- EXERCISE GOAL -
Only the number is wanted: how many lines contain "চরমপন"?

(Extracted data entries)
[Start]

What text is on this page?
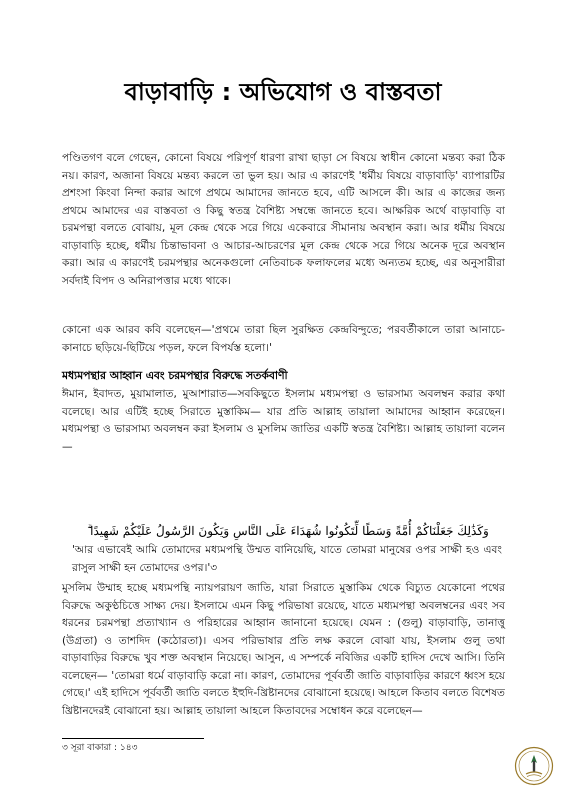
বাড়াবাড়ি : অভিযোগ ও বাস্তবতা

পণ্ডিতগণ বলে গেছেন, কোনো বিষয়ে পরিপূর্ণ ধারণা রাখা ছাড়া সে বিষয়ে স্বাধীন কোনো মন্তব্য করা ঠিক নয়। কারণ, অজানা বিষয়ে মন্তব্য করলে তা ভুল হয়। আর এ কারণেই 'ধর্মীয় বিষয়ে বাড়াবাড়ি' ব্যাপারটির প্রশংসা কিংবা নিন্দা করার আগে প্রথমে আমাদের জানতে হবে, এটি আসলে কী। আর এ কাজের জন্য প্রথমে আমাদের এর বাস্তবতা ও কিছু স্বতন্ত্র বৈশিষ্ট্য সম্বন্ধে জানতে হবে। আক্ষরিক অর্থে বাড়াবাড়ি বা চরমপন্থা বলতে বোঝায়, মূল কেন্দ্র থেকে সরে গিয়ে একেবারে সীমানায় অবস্থান করা। আর ধর্মীয় বিষয়ে বাড়াবাড়ি হচ্ছে, ধর্মীয় চিন্তাভাবনা ও আচার-আচরণের মূল কেন্দ্র থেকে সরে গিয়ে অনেক দূরে অবস্থান করা। আর এ কারণেই চরমপন্থার অনেকগুলো নেতিবাচক ফলাফলের মধ্যে অন্যতম হচ্ছে, এর অনুসারীরা সর্বদাই বিপদ ও অনিরাপত্তার মধ্যে থাকে।

কোনো এক আরব কবি বলেছেন—'প্রথমে তারা ছিল সুরক্ষিত কেন্দ্রবিন্দুতে; পরবর্তীকালে তারা আনাচে-কানাচে ছড়িয়ে-ছিটিয়ে পড়ল, ফলে বিপর্যস্ত হলো।'

মধ্যমপন্থার আহ্বান এবং চরমপন্থার বিরুদ্ধে সতর্কবাণী

ঈমান, ইবাদত, মুয়ামালাত, মুআশারাত—সবকিছুতে ইসলাম মধ্যমপন্থা ও ভারসাম্য অবলম্বন করার কথা বলেছে। আর এটিই হচ্ছে সিরাতে মুস্তাকিম— যার প্রতি আল্লাহ তায়ালা আমাদের আহ্বান করেছেন। মধ্যমপন্থা ও ভারসাম্য অবলম্বন করা ইসলাম ও মুসলিম জাতির একটি স্বতন্ত্র বৈশিষ্ট্য। আল্লাহ তায়ালা বলেন—

وَكَذَٰلِكَ جَعَلْنَاكُمْ أُمَّةً وَسَطًا لِّتَكُونُوا شُهَدَاءَ عَلَى النَّاسِ وَيَكُونَ الرَّسُولُ عَلَيْكُمْ شَهِيدًا ۗ

'আর এভাবেই আমি তোমাদের মধ্যমপন্থি উম্মত বানিয়েছি, যাতে তোমরা মানুষের ওপর সাক্ষী হও এবং রাসুল সাক্ষী হন তোমাদের ওপর।'৩

মুসলিম উম্মাহ হচ্ছে মধ্যমপন্থি ন্যায়পরায়ণ জাতি, যারা সিরাতে মুস্তাকিম থেকে বিচ্যুত যেকোনো পথের বিরুদ্ধে অকুণ্ঠচিত্তে সাক্ষ্য দেয়। ইসলামে এমন কিছু পরিভাষা রয়েছে, যাতে মধ্যমপন্থা অবলম্বনের এবং সব ধরনের চরমপন্থা প্রত্যাখ্যান ও পরিহারের আহ্বান জানানো হয়েছে। যেমন : (গুলু) বাড়াবাড়ি, তানাত্তু (উগ্রতা) ও তাশদিদ (কঠোরতা)। এসব পরিভাষার প্রতি লক্ষ করলে বোঝা যায়, ইসলাম গুলু তথা বাড়াবাড়ির বিরুদ্ধে খুব শক্ত অবস্থান নিয়েছে। আসুন, এ সম্পর্কে নবিজির একটি হাদিস দেখে আসি। তিনি বলেছেন— 'তোমরা ধর্মে বাড়াবাড়ি করো না। কারণ, তোমাদের পূর্ববর্তী জাতি বাড়াবাড়ির কারণে ধ্বংস হয়ে গেছে।' এই হাদিসে পূর্ববর্তী জাতি বলতে ইহুদি-খ্রিষ্টানদের বোঝানো হয়েছে। আহলে কিতাব বলতে বিশেষত খ্রিষ্টানদেরই বোঝানো হয়। আল্লাহ তায়ালা আহলে কিতাবদের সম্বোধন করে বলেছেন—

৩ সূরা বাকারা : ১৪৩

[End]

- TASK SOLUTION -
3